Instructions for the task — Extract each record and reproduce it exactly.

Records shown —
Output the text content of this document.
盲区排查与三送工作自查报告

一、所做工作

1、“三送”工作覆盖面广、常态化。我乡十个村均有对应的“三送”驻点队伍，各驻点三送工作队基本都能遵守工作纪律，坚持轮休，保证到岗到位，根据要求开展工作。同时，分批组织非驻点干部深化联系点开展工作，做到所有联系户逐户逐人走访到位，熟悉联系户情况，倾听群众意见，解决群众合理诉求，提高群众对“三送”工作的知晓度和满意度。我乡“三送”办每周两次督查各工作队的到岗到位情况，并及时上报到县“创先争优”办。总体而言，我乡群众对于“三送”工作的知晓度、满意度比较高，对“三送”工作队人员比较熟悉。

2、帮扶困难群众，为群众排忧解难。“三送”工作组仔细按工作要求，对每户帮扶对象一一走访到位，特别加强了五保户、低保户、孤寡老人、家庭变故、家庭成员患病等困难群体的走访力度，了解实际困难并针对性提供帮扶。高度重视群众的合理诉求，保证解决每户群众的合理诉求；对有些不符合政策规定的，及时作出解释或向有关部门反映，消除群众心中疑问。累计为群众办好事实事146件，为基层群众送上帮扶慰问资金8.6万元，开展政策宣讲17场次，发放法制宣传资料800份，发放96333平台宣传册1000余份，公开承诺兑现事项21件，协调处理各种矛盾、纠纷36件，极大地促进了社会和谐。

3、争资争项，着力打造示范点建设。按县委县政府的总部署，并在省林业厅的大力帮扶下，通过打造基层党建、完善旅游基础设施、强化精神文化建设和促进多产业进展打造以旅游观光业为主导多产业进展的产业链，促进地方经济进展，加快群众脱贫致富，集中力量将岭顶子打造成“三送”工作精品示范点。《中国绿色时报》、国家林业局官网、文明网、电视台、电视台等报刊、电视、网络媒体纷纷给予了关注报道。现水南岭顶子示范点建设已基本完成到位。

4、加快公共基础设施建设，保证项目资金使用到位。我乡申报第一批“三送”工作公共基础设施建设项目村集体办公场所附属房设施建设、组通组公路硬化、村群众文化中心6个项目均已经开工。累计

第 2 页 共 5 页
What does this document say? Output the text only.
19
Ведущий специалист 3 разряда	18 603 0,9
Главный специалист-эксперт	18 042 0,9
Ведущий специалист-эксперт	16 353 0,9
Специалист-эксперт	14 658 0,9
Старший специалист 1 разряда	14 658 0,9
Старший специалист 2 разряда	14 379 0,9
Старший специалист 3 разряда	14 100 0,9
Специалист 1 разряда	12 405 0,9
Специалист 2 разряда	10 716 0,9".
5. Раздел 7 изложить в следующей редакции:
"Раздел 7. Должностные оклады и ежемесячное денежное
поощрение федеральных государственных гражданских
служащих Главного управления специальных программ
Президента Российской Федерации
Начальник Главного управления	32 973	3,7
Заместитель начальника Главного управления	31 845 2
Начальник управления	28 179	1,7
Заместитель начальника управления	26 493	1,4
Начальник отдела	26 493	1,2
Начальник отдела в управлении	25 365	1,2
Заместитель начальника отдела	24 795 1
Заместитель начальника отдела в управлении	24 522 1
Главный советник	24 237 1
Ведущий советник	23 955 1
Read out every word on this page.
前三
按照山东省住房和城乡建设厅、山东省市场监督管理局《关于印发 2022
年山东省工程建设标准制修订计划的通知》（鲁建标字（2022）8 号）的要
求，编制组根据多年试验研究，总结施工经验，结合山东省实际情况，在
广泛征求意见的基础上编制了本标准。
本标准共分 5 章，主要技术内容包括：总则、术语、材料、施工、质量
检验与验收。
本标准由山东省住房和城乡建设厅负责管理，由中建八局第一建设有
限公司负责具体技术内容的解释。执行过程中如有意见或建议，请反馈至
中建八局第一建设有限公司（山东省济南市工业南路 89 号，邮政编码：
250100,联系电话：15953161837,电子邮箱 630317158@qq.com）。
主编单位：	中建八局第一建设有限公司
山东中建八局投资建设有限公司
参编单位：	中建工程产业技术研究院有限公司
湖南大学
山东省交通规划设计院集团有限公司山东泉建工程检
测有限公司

Solution to this problem —
Output the text content of this document.
盲区排查与三送工作自查报告

一、所做工作

1、“三送”工作覆盖面广、常态化。我乡十个村均有对应的“三送”驻点队伍，各驻点三送工作队基本都能遵守工作纪律，坚持轮休，保证到岗到位，根据要求开展工作。同时，分批组织非驻点干部深化联系点开展工作，做到所有联系户逐户逐人走访到位，熟悉联系户情况，倾听群众意见，解决群众合理诉求，提高群众对“三送”工作的知晓度和满意度。我乡“三送”办每周两次督查各工作队的到岗到位情况，并及时上报到县“创先争优”办。总体而言，我乡群众对于“三送”工作的知晓度、满意度比较高，对“三送”工作队人员比较熟悉。

2、帮扶困难群众，为群众排忧解难。“三送”工作组仔细按工作要求，对每户帮扶对象一一走访到位，特别加强了五保户、低保户、孤寡老人、家庭变故、家庭成员患病等困难群体的走访力度，了解实际困难并针对性提供帮扶。高度重视群众的合理诉求，保证解决每户群众的合理诉求；对有些不符合政策规定的，及时作出解释或向有关部门反映，消除群众心中疑问。累计为群众办好事实事146件，为基层群众送上帮扶慰问资金8.6万元，开展政策宣讲17场次，发放法制宣传资料800份，发放96333平台宣传册1000余份，公开承诺兑现事项21件，协调处理各种矛盾、纠纷36件，极大地促进了社会和谐。

3、争资争项，着力打造示范点建设。按县委县政府的总部署，并在省林业厅的大力帮扶下，通过打造基层党建、完善旅游基础设施、强化精神文化建设和促进多产业进展打造以旅游观光业为主导多产业进展的产业链，促进地方经济进展，加快群众脱贫致富，集中力量将岭顶子打造成“三送”工作精品示范点。《中国绿色时报》、国家林业局官网、文明网、电视台、电视台等报刊、电视、网络媒体纷纷给予了关注报道。现水南岭顶子示范点建设已基本完成到位。

4、加快公共基础设施建设，保证项目资金使用到位。我乡申报第一批“三送”工作公共基础设施建设项目村集体办公场所附属房设施建设、组通组公路硬化、村群众文化中心6个项目均已经开工。累计

第 2 页 共 5 页
What does this document say? Output the text only.
19
Ведущий специалист 3 разряда	18 603 0,9
Главный специалист-эксперт	18 042 0,9
Ведущий специалист-эксперт	16 353 0,9
Специалист-эксперт	14 658 0,9
Старший специалист 1 разряда	14 658 0,9
Старший специалист 2 разряда	14 379 0,9
Старший специалист 3 разряда	14 100 0,9
Специалист 1 разряда	12 405 0,9
Специалист 2 разряда	10 716 0,9".
5. Раздел 7 изложить в следующей редакции:
"Раздел 7. Должностные оклады и ежемесячное денежное
поощрение федеральных государственных гражданских
служащих Главного управления специальных программ
Президента Российской Федерации
Начальник Главного управления	32 973	3,7
Заместитель начальника Главного управления	31 845 2
Начальник управления	28 179	1,7
Заместитель начальника управления	26 493	1,4
Начальник отдела	26 493	1,2
Начальник отдела в управлении	25 365	1,2
Заместитель начальника отдела	24 795 1
Заместитель начальника отдела в управлении	24 522 1
Главный советник	24 237 1
Ведущий советник	23 955 1
Read out every word on this page.
前三
按照山东省住房和城乡建设厅、山东省市场监督管理局《关于印发 2022
年山东省工程建设标准制修订计划的通知》（鲁建标字（2022）8 号）的要
求，编制组根据多年试验研究，总结施工经验，结合山东省实际情况，在
广泛征求意见的基础上编制了本标准。
本标准共分 5 章，主要技术内容包括：总则、术语、材料、施工、质量
检验与验收。
本标准由山东省住房和城乡建设厅负责管理，由中建八局第一建设有
限公司负责具体技术内容的解释。执行过程中如有意见或建议，请反馈至
中建八局第一建设有限公司（山东省济南市工业南路 89 号，邮政编码：
250100,联系电话：15953161837,电子邮箱 630317158@qq.com）。
主编单位：	中建八局第一建设有限公司
山东中建八局投资建设有限公司
参编单位：	中建工程产业技术研究院有限公司
湖南大学
山东省交通规划设计院集团有限公司山东泉建工程检
测有限公司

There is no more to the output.